Recorded data
--
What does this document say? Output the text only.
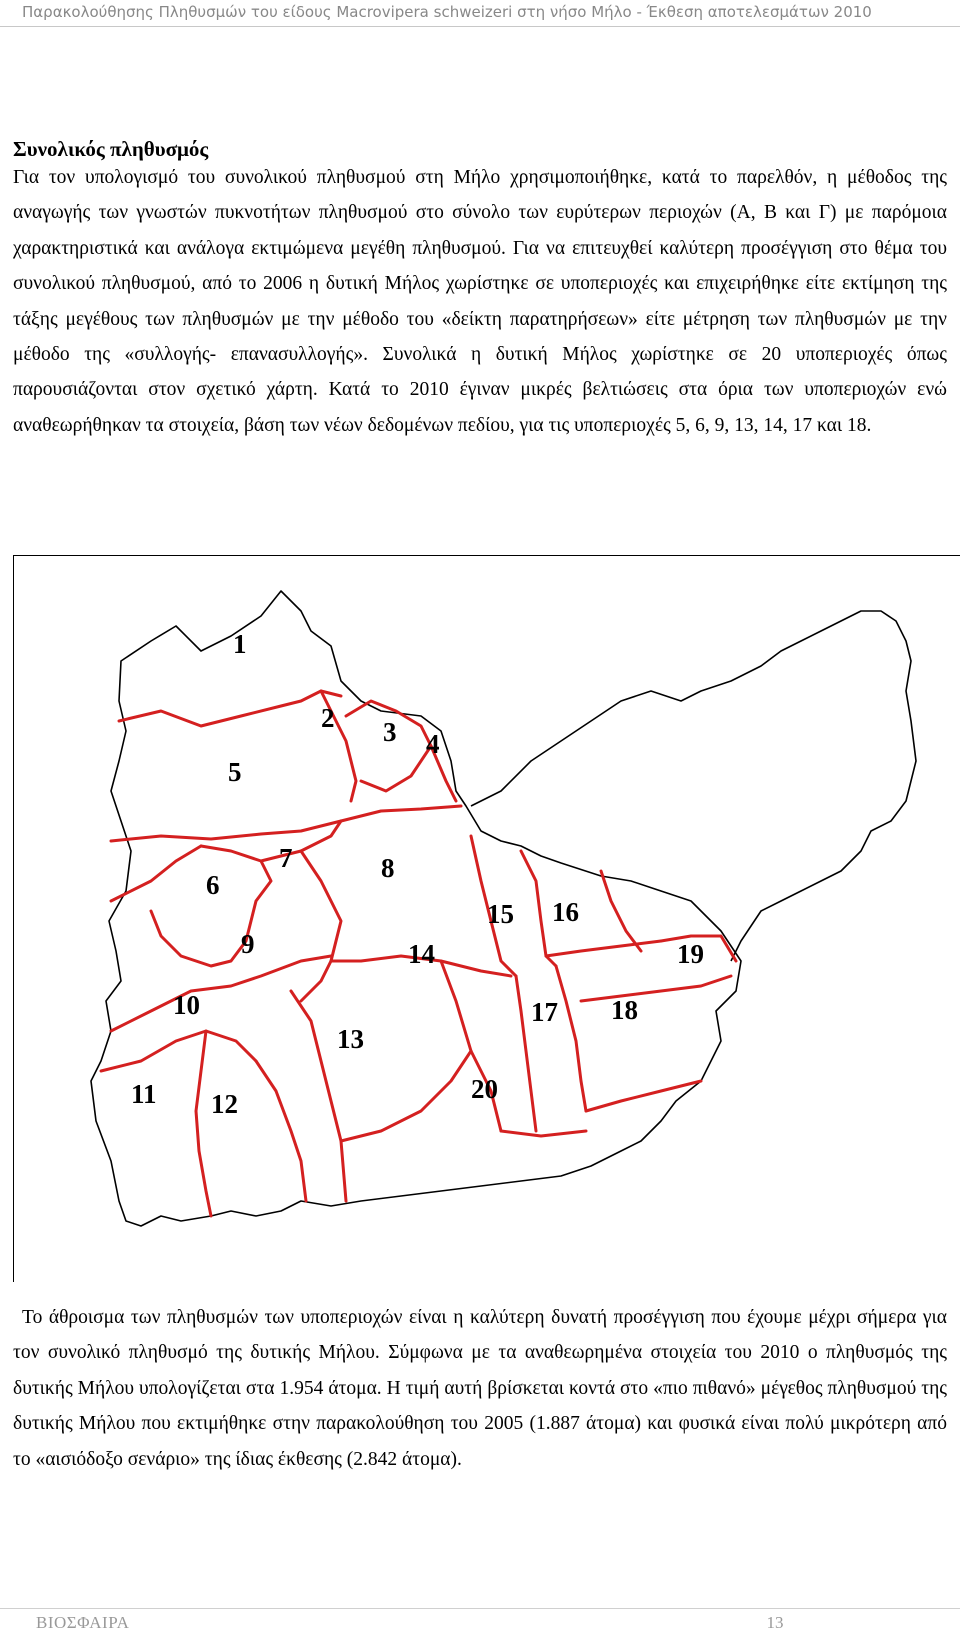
Παρακολούθησης Πληθυσμών του είδους Macrovipera schweizeri στη νήσο Μήλο - Έκθεση αποτελεσμάτων 2010
Συνολικός πληθυσμός
Για τον υπολογισμό του συνολικού πληθυσμού στη Μήλο χρησιμοποιήθηκε, κατά το παρελθόν, η μέθοδος της αναγωγής των γνωστών πυκνοτήτων πληθυσμού στο σύνολο των ευρύτερων περιοχών (Α, Β και Γ) με παρόμοια χαρακτηριστικά και ανάλογα εκτιμώμενα μεγέθη πληθυσμού. Για να επιτευχθεί καλύτερη προσέγγιση στο θέμα του συνολικού πληθυσμού, από το 2006 η δυτική Μήλος χωρίστηκε σε υποπεριοχές και επιχειρήθηκε είτε εκτίμηση της τάξης μεγέθους των πληθυσμών με την μέθοδο του «δείκτη παρατηρήσεων» είτε μέτρηση των πληθυσμών με την μέθοδο της «συλλογής- επανασυλλογής». Συνολικά η δυτική Μήλος χωρίστηκε σε 20 υποπεριοχές όπως παρουσιάζονται στον σχετικό χάρτη. Κατά το 2010 έγιναν μικρές βελτιώσεις στα όρια των υποπεριοχών ενώ αναθεωρήθηκαν τα στοιχεία, βάση των νέων δεδομένων πεδίου, για τις υποπεριοχές 5, 6, 9, 13, 14, 17 και 18.
1
2 3 4
5
6
7	8
9
10
11 12
13
14
15 16
17 18
19
20
Το άθροισμα των πληθυσμών των υποπεριοχών είναι η καλύτερη δυνατή προσέγγιση που έχουμε μέχρι σήμερα για τον συνολικό πληθυσμό της δυτικής Μήλου. Σύμφωνα με τα αναθεωρημένα στοιχεία του 2010 ο πληθυσμός της δυτικής Μήλου υπολογίζεται στα 1.954 άτομα. Η τιμή αυτή βρίσκεται κοντά στο «πιο πιθανό» μέγεθος πληθυσμού της δυτικής Μήλου που εκτιμήθηκε στην παρακολούθηση του 2005 (1.887 άτομα) και φυσικά είναι πολύ μικρότερη από το «αισιόδοξο σενάριο» της ίδιας έκθεσης (2.842 άτομα).
ΒΙΟΣΦΑΙΡΑ	13
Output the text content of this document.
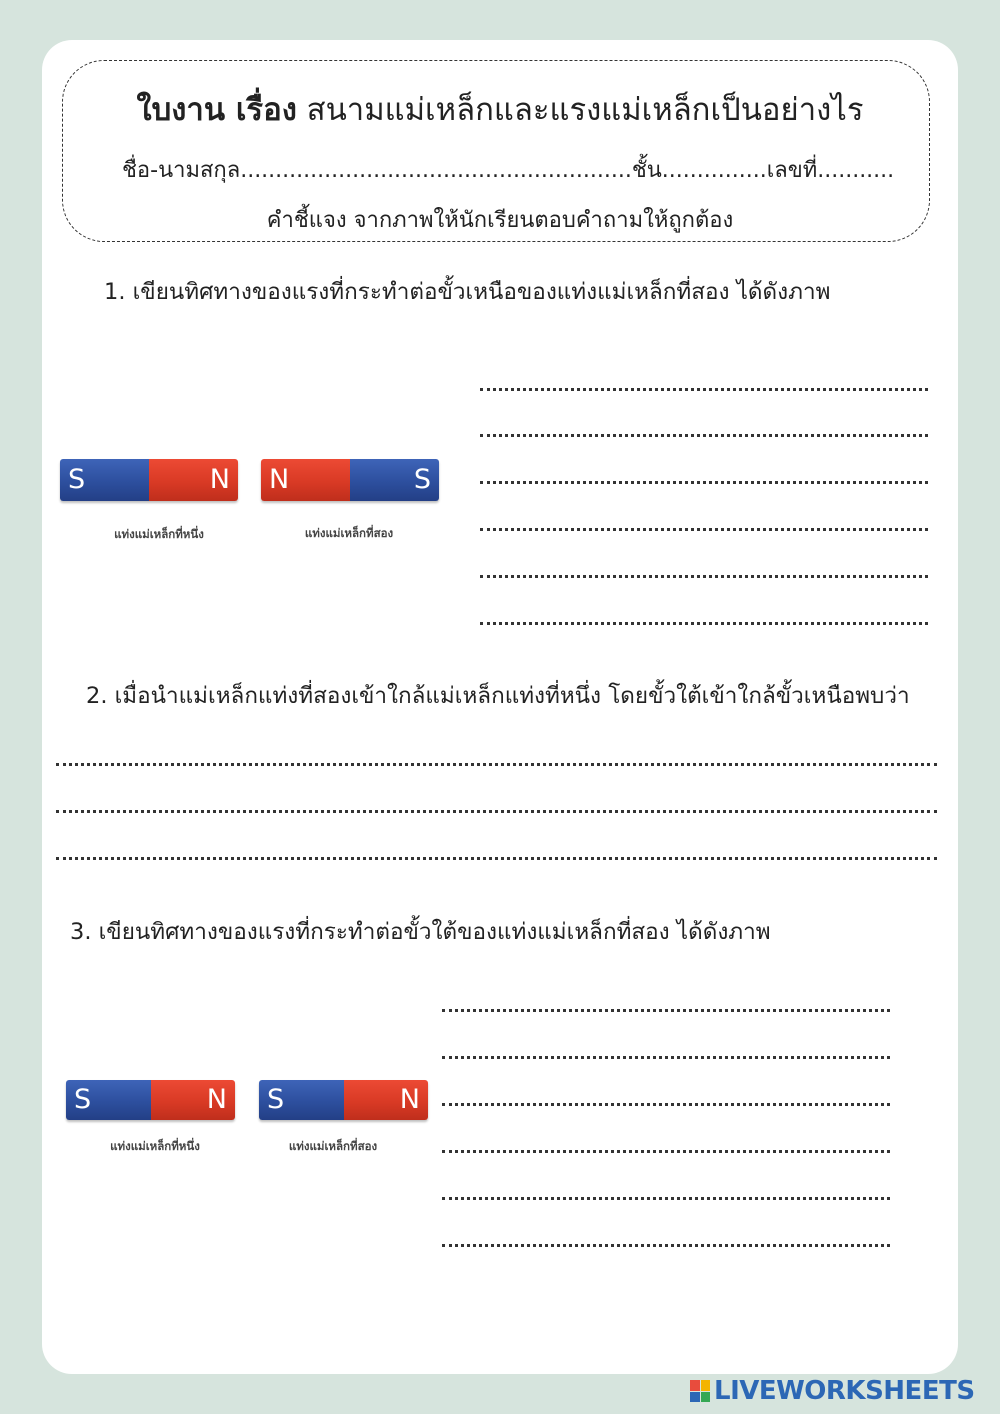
ใบงาน เรื่อง สนามแม่เหล็กและแรงแม่เหล็กเป็นอย่างไร
ชื่อ-นามสกุล........................................................ชั้น...............เลขที่...........
คำชี้แจง จากภาพให้นักเรียนตอบคำถามให้ถูกต้อง
1. เขียนทิศทางของแรงที่กระทำต่อขั้วเหนือของแท่งแม่เหล็กที่สอง ได้ดังภาพ
S	N
แท่งแม่เหล็กที่หนึ่ง
N	S
แท่งแม่เหล็กที่สอง
2. เมื่อนำแม่เหล็กแท่งที่สองเข้าใกล้แม่เหล็กแท่งที่หนึ่ง โดยขั้วใต้เข้าใกล้ขั้วเหนือพบว่า
3. เขียนทิศทางของแรงที่กระทำต่อขั้วใต้ของแท่งแม่เหล็กที่สอง ได้ดังภาพ
S	N
แท่งแม่เหล็กที่หนึ่ง
S	N
แท่งแม่เหล็กที่สอง
LIVEWORKSHEETS
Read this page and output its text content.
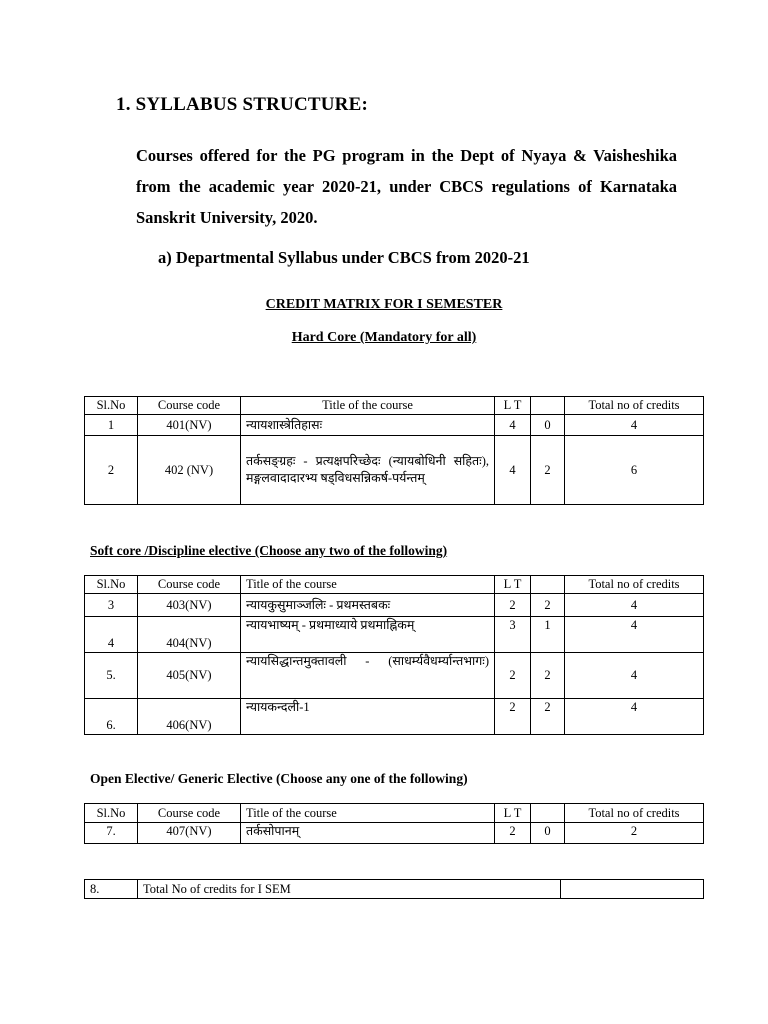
1. SYLLABUS STRUCTURE:
Courses offered for the PG program in the Dept of Nyaya & Vaisheshika from the academic year 2020-21, under CBCS regulations of Karnataka Sanskrit University, 2020.
a) Departmental Syllabus under CBCS from 2020-21
CREDIT MATRIX FOR I SEMESTER
Hard Core (Mandatory for all)
Sl.No	Course code	Title of the course	L T		Total no of credits
1	401(NV)	न्यायशास्त्रेतिहासः	4	0	4
2	402 (NV)	तर्कसङ्ग्रहः - प्रत्यक्षपरिच्छेदः (न्यायबोधिनी सहितः), मङ्गलवादादारभ्य षड्विधसन्निकर्ष-पर्यन्तम्	4	2	6
Soft core /Discipline elective (Choose any two of the following)
Sl.No	Course code	Title of the course	L T		Total no of credits
3	403(NV)	न्यायकुसुमाञ्जलिः - प्रथमस्तबकः	2	2	4
4	404(NV)	न्यायभाष्यम् - प्रथमाध्याये प्रथमाह्निकम्	3	1	4
5.	405(NV)	न्यायसिद्धान्तमुक्तावली - (साधर्म्यवैधर्म्यान्तभागः)	2	2	4
6.	406(NV)	न्यायकन्दली-1	2	2	4
Open Elective/ Generic Elective (Choose any one of the following)
Sl.No	Course code	Title of the course	L T		Total no of credits
7.	407(NV)	तर्कसोपानम्	2	0	2
8.	Total No of credits for I SEM	
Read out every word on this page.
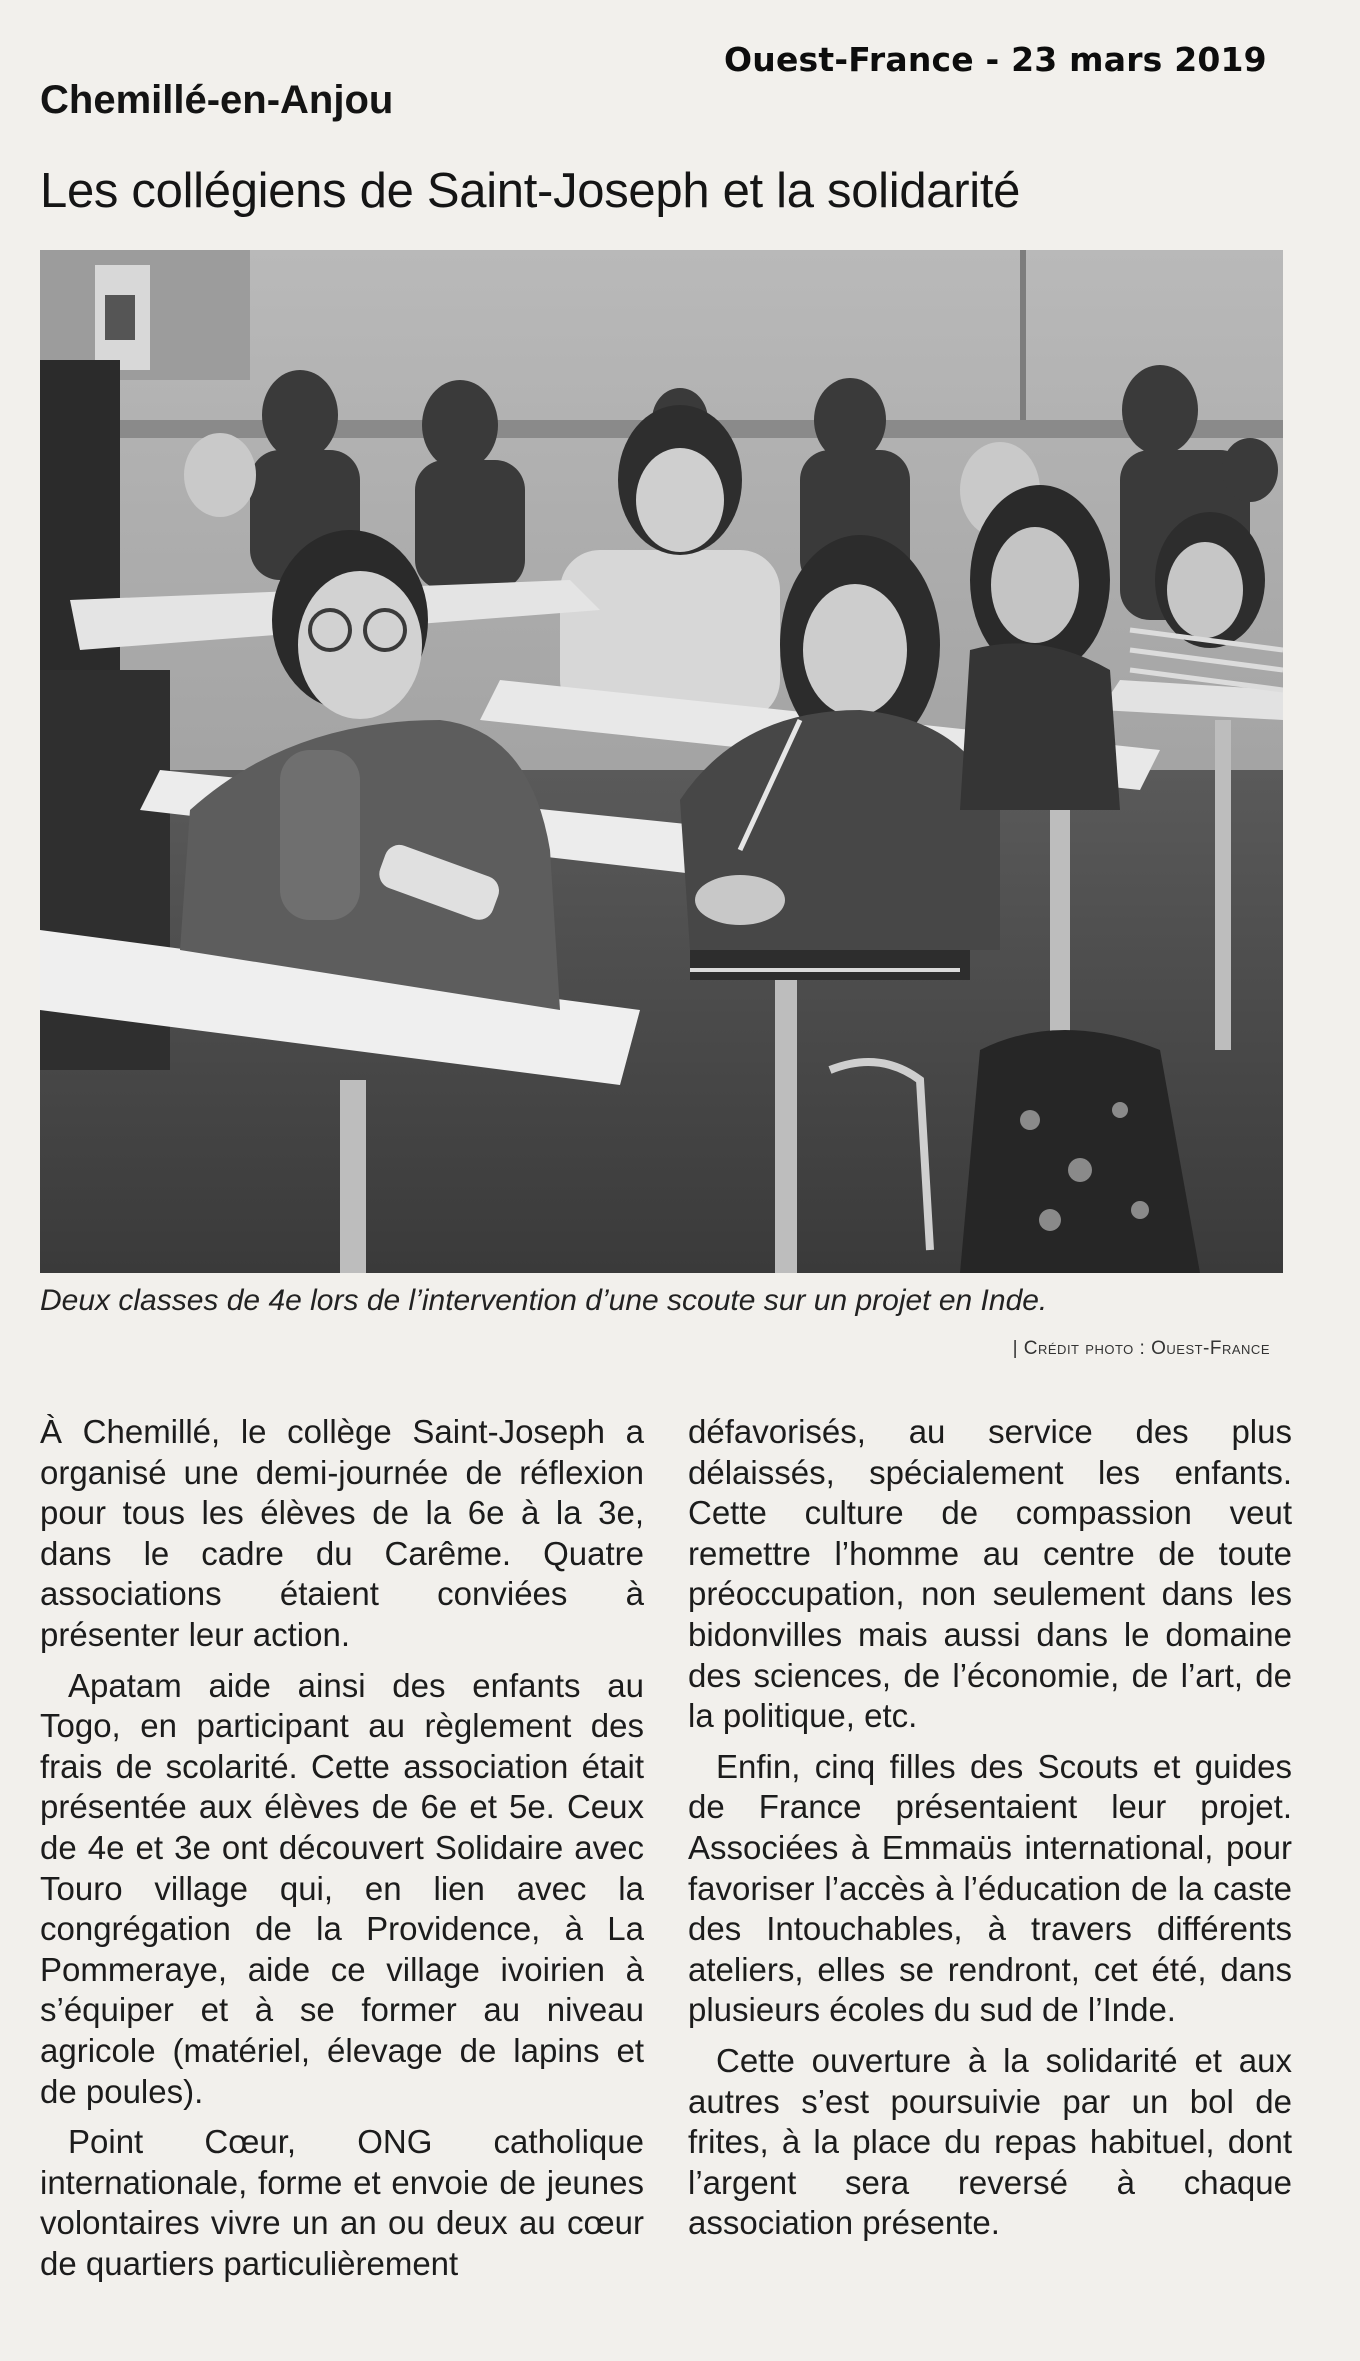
Ouest-France - 23 mars 2019
Chemillé-en-Anjou
Les collégiens de Saint-Joseph et la solidarité
Deux classes de 4e lors de l’intervention d’une scoute sur un projet en Inde.
| Crédit photo : Ouest-France

À Chemillé, le collège Saint-Joseph a organisé une demi-journée de réflexion pour tous les élèves de la 6e à la 3e, dans le cadre du Carême. Quatre associations étaient conviées à présenter leur action.

Apatam aide ainsi des enfants au Togo, en participant au règlement des frais de scolarité. Cette association était présentée aux élèves de 6e et 5e. Ceux de 4e et 3e ont découvert Solidaire avec Touro village qui, en lien avec la congrégation de la Providence, à La Pommeraye, aide ce village ivoirien à s’équiper et à se former au niveau agricole (matériel, élevage de lapins et de poules).

Point Cœur, ONG catholique internationale, forme et envoie de jeunes volontaires vivre un an ou deux au cœur de quartiers particulièrement

défavorisés, au service des plus délaissés, spécialement les enfants. Cette culture de compassion veut remettre l’homme au centre de toute préoccupation, non seulement dans les bidonvilles mais aussi dans le domaine des sciences, de l’économie, de l’art, de la politique, etc.

Enfin, cinq filles des Scouts et guides de France présentaient leur projet. Associées à Emmaüs international, pour favoriser l’accès à l’éducation de la caste des Intouchables, à travers différents ateliers, elles se rendront, cet été, dans plusieurs écoles du sud de l’Inde.

Cette ouverture à la solidarité et aux autres s’est poursuivie par un bol de frites, à la place du repas habituel, dont l’argent sera reversé à chaque association présente.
--
REQUIRED WORK:
Copy every single line of the material above that holds "document".

WRITTEN SOLUTION:
What does this document say? Output the text only.
Output the text content of this document.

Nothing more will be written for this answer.